EXERCISE DETAILS >> Without the pictures, copy all the entries below exactly.

— Start EXTRACTED ENTRIES —

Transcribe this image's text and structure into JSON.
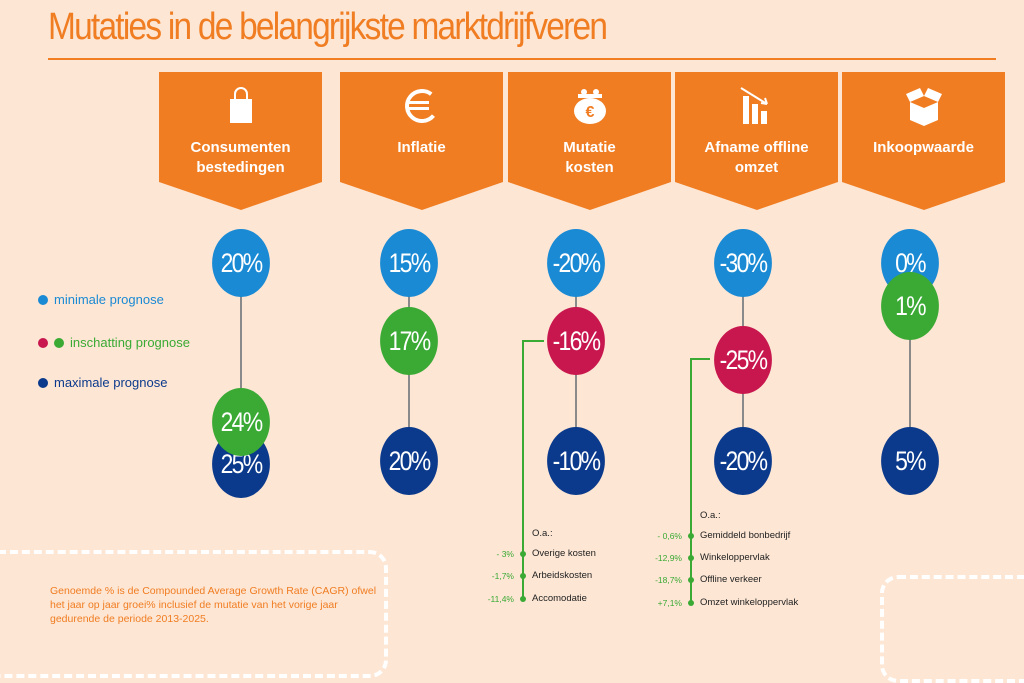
{
  "title": "Mutaties in de belangrijkste marktdrijfveren",
  "legend": [
    {
      "label": "minimale prognose",
      "colors": [
        "#1a8ad4"
      ]
    },
    {
      "label": "inschatting prognose",
      "colors": [
        "#c8174e",
        "#3aaa35"
      ]
    },
    {
      "label": "maximale prognose",
      "colors": [
        "#0b3a8c"
      ]
    }
  ],
  "columns": [
    {
      "label": "Consumenten bestedingen",
      "icon": "shopping-bag-icon",
      "min": "20%",
      "estimate": "24%",
      "estimate_color": "green",
      "max": "25%"
    },
    {
      "label": "Inflatie",
      "icon": "euro-icon",
      "min": "15%",
      "estimate": "17%",
      "estimate_color": "green",
      "max": "20%"
    },
    {
      "label": "Mutatie kosten",
      "icon": "purse-euro-icon",
      "min": "-20%",
      "estimate": "-16%",
      "estimate_color": "red",
      "max": "-10%"
    },
    {
      "label": "Afname offline omzet",
      "icon": "declining-bars-icon",
      "min": "-30%",
      "estimate": "-25%",
      "estimate_color": "red",
      "max": "-20%"
    },
    {
      "label": "Inkoopwaarde",
      "icon": "open-box-icon",
      "min": "0%",
      "estimate": "1%",
      "estimate_color": "green",
      "max": "5%"
    }
  ],
  "breakdown_kosten": {
    "heading": "O.a.:",
    "items": [
      {
        "value": "- 3%",
        "label": "Overige kosten"
      },
      {
        "value": "-1,7%",
        "label": "Arbeidskosten"
      },
      {
        "value": "-11,4%",
        "label": "Accomodatie"
      }
    ]
  },
  "breakdown_omzet": {
    "heading": "O.a.:",
    "items": [
      {
        "value": "- 0,6%",
        "label": "Gemiddeld bonbedrijf"
      },
      {
        "value": "-12,9%",
        "label": "Winkeloppervlak"
      },
      {
        "value": "-18,7%",
        "label": "Offline verkeer"
      },
      {
        "value": "+7,1%",
        "label": "Omzet winkeloppervlak"
      }
    ]
  },
  "footnote": "Genoemde % is de Compounded Average Growth Rate (CAGR) ofwel het jaar op jaar groei% inclusief de mutatie van het vorige jaar gedurende de periode 2013-2025."
}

— End EXTRACTED ENTRIES —

TASK RESULT >>
Transcribe this image's text and structure into JSON.
{
  "title": "Mutaties in de belangrijkste marktdrijfveren",
  "legend": [
    {
      "label": "minimale prognose",
      "colors": [
        "#1a8ad4"
      ]
    },
    {
      "label": "inschatting prognose",
      "colors": [
        "#c8174e",
        "#3aaa35"
      ]
    },
    {
      "label": "maximale prognose",
      "colors": [
        "#0b3a8c"
      ]
    }
  ],
  "columns": [
    {
      "label": "Consumenten bestedingen",
      "icon": "shopping-bag-icon",
      "min": "20%",
      "estimate": "24%",
      "estimate_color": "green",
      "max": "25%"
    },
    {
      "label": "Inflatie",
      "icon": "euro-icon",
      "min": "15%",
      "estimate": "17%",
      "estimate_color": "green",
      "max": "20%"
    },
    {
      "label": "Mutatie kosten",
      "icon": "purse-euro-icon",
      "min": "-20%",
      "estimate": "-16%",
      "estimate_color": "red",
      "max": "-10%"
    },
    {
      "label": "Afname offline omzet",
      "icon": "declining-bars-icon",
      "min": "-30%",
      "estimate": "-25%",
      "estimate_color": "red",
      "max": "-20%"
    },
    {
      "label": "Inkoopwaarde",
      "icon": "open-box-icon",
      "min": "0%",
      "estimate": "1%",
      "estimate_color": "green",
      "max": "5%"
    }
  ],
  "breakdown_kosten": {
    "heading": "O.a.:",
    "items": [
      {
        "value": "- 3%",
        "label": "Overige kosten"
      },
      {
        "value": "-1,7%",
        "label": "Arbeidskosten"
      },
      {
        "value": "-11,4%",
        "label": "Accomodatie"
      }
    ]
  },
  "breakdown_omzet": {
    "heading": "O.a.:",
    "items": [
      {
        "value": "- 0,6%",
        "label": "Gemiddeld bonbedrijf"
      },
      {
        "value": "-12,9%",
        "label": "Winkeloppervlak"
      },
      {
        "value": "-18,7%",
        "label": "Offline verkeer"
      },
      {
        "value": "+7,1%",
        "label": "Omzet winkeloppervlak"
      }
    ]
  },
  "footnote": "Genoemde % is de Compounded Average Growth Rate (CAGR) ofwel het jaar op jaar groei% inclusief de mutatie van het vorige jaar gedurende de periode 2013-2025."
}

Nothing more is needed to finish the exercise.